Source material.
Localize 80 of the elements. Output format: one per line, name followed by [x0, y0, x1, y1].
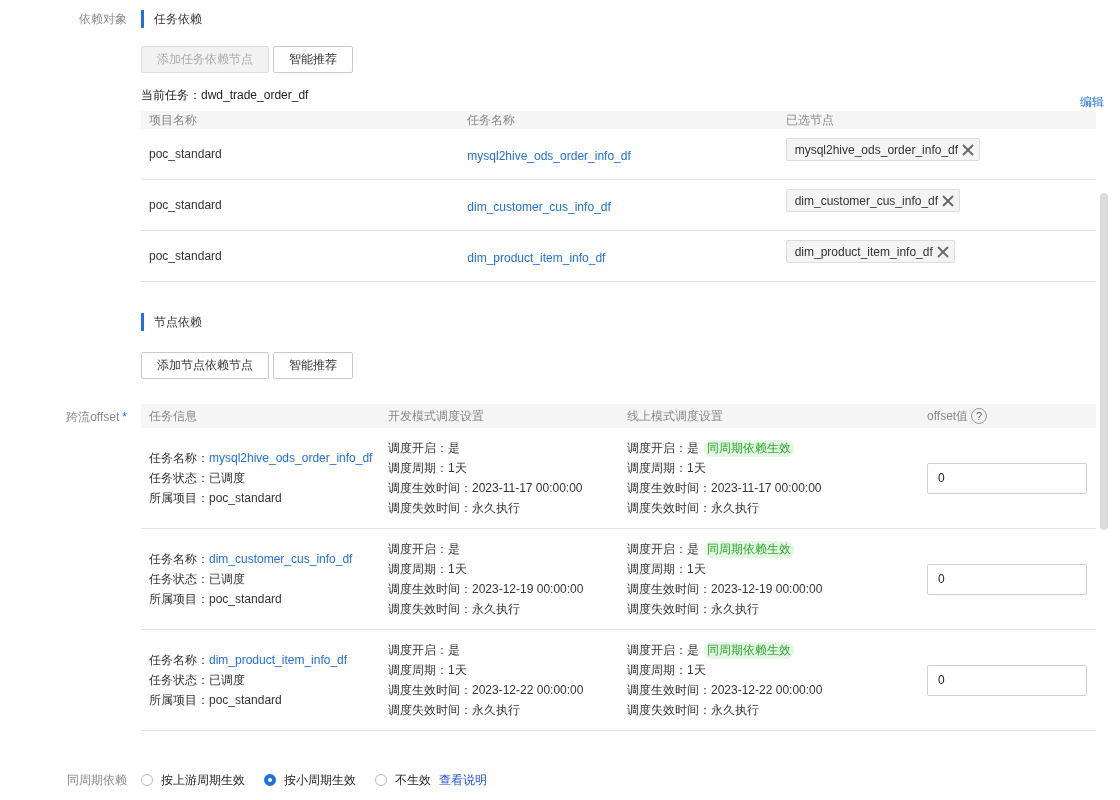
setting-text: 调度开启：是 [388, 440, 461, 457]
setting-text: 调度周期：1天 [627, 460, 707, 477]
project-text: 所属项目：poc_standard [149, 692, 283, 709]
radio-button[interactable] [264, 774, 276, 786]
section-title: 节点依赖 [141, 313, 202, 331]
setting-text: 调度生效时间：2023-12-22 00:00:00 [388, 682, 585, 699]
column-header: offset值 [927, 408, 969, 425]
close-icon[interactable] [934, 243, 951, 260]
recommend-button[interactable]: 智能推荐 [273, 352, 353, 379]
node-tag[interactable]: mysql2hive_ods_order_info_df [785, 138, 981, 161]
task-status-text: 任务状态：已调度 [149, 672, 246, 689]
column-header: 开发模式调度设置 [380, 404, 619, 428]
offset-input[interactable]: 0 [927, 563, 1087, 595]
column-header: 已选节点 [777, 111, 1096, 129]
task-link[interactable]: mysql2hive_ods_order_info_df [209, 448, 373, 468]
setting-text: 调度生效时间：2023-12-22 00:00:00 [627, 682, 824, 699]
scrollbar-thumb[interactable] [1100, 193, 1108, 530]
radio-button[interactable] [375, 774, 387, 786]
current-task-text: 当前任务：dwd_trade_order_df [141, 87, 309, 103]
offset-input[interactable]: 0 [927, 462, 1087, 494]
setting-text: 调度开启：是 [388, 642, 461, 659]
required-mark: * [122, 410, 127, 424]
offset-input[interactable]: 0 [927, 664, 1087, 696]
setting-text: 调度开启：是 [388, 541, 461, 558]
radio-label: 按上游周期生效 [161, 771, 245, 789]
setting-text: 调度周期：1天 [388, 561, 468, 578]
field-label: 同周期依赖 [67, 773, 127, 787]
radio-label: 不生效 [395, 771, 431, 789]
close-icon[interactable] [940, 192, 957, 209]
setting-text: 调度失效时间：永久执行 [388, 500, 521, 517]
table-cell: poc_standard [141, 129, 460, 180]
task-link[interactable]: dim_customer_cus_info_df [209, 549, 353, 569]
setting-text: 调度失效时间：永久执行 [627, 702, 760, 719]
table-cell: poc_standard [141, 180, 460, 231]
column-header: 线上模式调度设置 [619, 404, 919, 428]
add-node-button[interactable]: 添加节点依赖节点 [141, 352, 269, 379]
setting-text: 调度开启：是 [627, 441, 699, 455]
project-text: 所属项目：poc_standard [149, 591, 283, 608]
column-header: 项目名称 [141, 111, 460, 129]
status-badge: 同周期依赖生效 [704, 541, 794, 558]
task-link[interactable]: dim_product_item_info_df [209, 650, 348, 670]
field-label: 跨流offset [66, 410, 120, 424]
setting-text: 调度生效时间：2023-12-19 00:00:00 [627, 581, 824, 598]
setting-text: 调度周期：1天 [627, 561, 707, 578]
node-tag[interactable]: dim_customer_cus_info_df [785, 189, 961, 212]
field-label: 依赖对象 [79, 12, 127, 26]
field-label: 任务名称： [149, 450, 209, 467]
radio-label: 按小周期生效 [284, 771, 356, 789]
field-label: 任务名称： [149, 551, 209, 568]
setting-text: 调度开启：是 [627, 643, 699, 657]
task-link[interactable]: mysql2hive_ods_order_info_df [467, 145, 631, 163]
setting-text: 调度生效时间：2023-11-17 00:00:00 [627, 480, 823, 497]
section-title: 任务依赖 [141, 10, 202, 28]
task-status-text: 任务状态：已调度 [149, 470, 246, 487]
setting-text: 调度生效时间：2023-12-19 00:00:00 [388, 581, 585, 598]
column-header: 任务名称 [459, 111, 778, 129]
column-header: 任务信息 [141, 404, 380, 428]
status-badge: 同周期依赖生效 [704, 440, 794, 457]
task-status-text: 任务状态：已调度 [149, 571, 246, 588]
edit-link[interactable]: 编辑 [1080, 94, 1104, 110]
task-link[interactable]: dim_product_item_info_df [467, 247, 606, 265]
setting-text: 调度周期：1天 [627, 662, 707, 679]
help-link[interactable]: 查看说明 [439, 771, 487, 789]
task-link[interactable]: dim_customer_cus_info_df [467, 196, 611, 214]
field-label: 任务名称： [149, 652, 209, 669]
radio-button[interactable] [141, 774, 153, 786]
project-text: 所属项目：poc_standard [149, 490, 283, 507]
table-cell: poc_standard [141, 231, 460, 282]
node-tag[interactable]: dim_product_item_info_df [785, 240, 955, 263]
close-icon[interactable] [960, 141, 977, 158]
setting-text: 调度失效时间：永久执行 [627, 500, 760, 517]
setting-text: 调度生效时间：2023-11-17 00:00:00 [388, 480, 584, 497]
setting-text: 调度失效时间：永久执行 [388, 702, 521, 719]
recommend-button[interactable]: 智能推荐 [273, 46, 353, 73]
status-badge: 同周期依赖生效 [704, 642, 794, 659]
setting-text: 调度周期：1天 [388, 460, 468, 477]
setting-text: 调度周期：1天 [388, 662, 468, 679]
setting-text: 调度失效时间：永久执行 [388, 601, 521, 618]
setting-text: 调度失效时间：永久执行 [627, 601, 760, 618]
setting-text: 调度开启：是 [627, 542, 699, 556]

Stated exercise.
In all of the rows above, swap "setting-text" for "config-text" and reproduce them with nothing else changed. Leave the picture out.

Solution.
Localize 80 of the elements. Output format: one per line, name followed by [x0, y0, x1, y1].
config-text: 调度开启：是 [388, 440, 461, 457]
config-text: 调度周期：1天 [627, 460, 707, 477]
project-text: 所属项目：poc_standard [149, 692, 283, 709]
radio-button[interactable] [264, 774, 276, 786]
section-title: 节点依赖 [141, 313, 202, 331]
config-text: 调度生效时间：2023-12-22 00:00:00 [388, 682, 585, 699]
column-header: offset值 [927, 408, 969, 425]
close-icon[interactable] [934, 243, 951, 260]
recommend-button[interactable]: 智能推荐 [273, 352, 353, 379]
node-tag[interactable]: mysql2hive_ods_order_info_df [785, 138, 981, 161]
task-status-text: 任务状态：已调度 [149, 672, 246, 689]
column-header: 开发模式调度设置 [380, 404, 619, 428]
offset-input[interactable]: 0 [927, 563, 1087, 595]
column-header: 已选节点 [777, 111, 1096, 129]
task-link[interactable]: mysql2hive_ods_order_info_df [209, 448, 373, 468]
config-text: 调度生效时间：2023-12-22 00:00:00 [627, 682, 824, 699]
scrollbar-thumb[interactable] [1100, 193, 1108, 530]
radio-button[interactable] [375, 774, 387, 786]
current-task-text: 当前任务：dwd_trade_order_df [141, 87, 309, 103]
offset-input[interactable]: 0 [927, 462, 1087, 494]
config-text: 调度开启：是 [388, 642, 461, 659]
required-mark: * [122, 410, 127, 424]
offset-input[interactable]: 0 [927, 664, 1087, 696]
config-text: 调度开启：是 [388, 541, 461, 558]
radio-label: 按上游周期生效 [161, 771, 245, 789]
config-text: 调度周期：1天 [388, 561, 468, 578]
field-label: 同周期依赖 [67, 773, 127, 787]
radio-label: 不生效 [395, 771, 431, 789]
close-icon[interactable] [940, 192, 957, 209]
config-text: 调度失效时间：永久执行 [388, 500, 521, 517]
table-cell: poc_standard [141, 129, 460, 180]
task-link[interactable]: dim_customer_cus_info_df [209, 549, 353, 569]
config-text: 调度失效时间：永久执行 [627, 702, 760, 719]
table-cell: poc_standard [141, 180, 460, 231]
column-header: 线上模式调度设置 [619, 404, 919, 428]
add-node-button[interactable]: 添加节点依赖节点 [141, 352, 269, 379]
config-text: 调度开启：是 [627, 441, 699, 455]
project-text: 所属项目：poc_standard [149, 591, 283, 608]
column-header: 项目名称 [141, 111, 460, 129]
status-badge: 同周期依赖生效 [704, 541, 794, 558]
task-link[interactable]: dim_product_item_info_df [209, 650, 348, 670]
field-label: 跨流offset [66, 410, 120, 424]
config-text: 调度生效时间：2023-12-19 00:00:00 [627, 581, 824, 598]
config-text: 调度周期：1天 [627, 561, 707, 578]
node-tag[interactable]: dim_customer_cus_info_df [785, 189, 961, 212]
field-label: 依赖对象 [79, 12, 127, 26]
field-label: 任务名称： [149, 450, 209, 467]
radio-label: 按小周期生效 [284, 771, 356, 789]
field-label: 任务名称： [149, 551, 209, 568]
config-text: 调度开启：是 [627, 643, 699, 657]
task-link[interactable]: mysql2hive_ods_order_info_df [467, 145, 631, 163]
config-text: 调度生效时间：2023-11-17 00:00:00 [627, 480, 823, 497]
section-title: 任务依赖 [141, 10, 202, 28]
task-status-text: 任务状态：已调度 [149, 470, 246, 487]
config-text: 调度生效时间：2023-12-19 00:00:00 [388, 581, 585, 598]
column-header: 任务名称 [459, 111, 778, 129]
column-header: 任务信息 [141, 404, 380, 428]
status-badge: 同周期依赖生效 [704, 440, 794, 457]
task-status-text: 任务状态：已调度 [149, 571, 246, 588]
edit-link[interactable]: 编辑 [1080, 94, 1104, 110]
task-link[interactable]: dim_product_item_info_df [467, 247, 606, 265]
config-text: 调度周期：1天 [627, 662, 707, 679]
help-link[interactable]: 查看说明 [439, 771, 487, 789]
task-link[interactable]: dim_customer_cus_info_df [467, 196, 611, 214]
field-label: 任务名称： [149, 652, 209, 669]
radio-button[interactable] [141, 774, 153, 786]
project-text: 所属项目：poc_standard [149, 490, 283, 507]
table-cell: poc_standard [141, 231, 460, 282]
node-tag[interactable]: dim_product_item_info_df [785, 240, 955, 263]
close-icon[interactable] [960, 141, 977, 158]
config-text: 调度失效时间：永久执行 [627, 500, 760, 517]
config-text: 调度生效时间：2023-11-17 00:00:00 [388, 480, 584, 497]
config-text: 调度失效时间：永久执行 [388, 702, 521, 719]
recommend-button[interactable]: 智能推荐 [273, 46, 353, 73]
status-badge: 同周期依赖生效 [704, 642, 794, 659]
config-text: 调度周期：1天 [388, 460, 468, 477]
config-text: 调度周期：1天 [388, 662, 468, 679]
config-text: 调度失效时间：永久执行 [388, 601, 521, 618]
config-text: 调度失效时间：永久执行 [627, 601, 760, 618]
config-text: 调度开启：是 [627, 542, 699, 556]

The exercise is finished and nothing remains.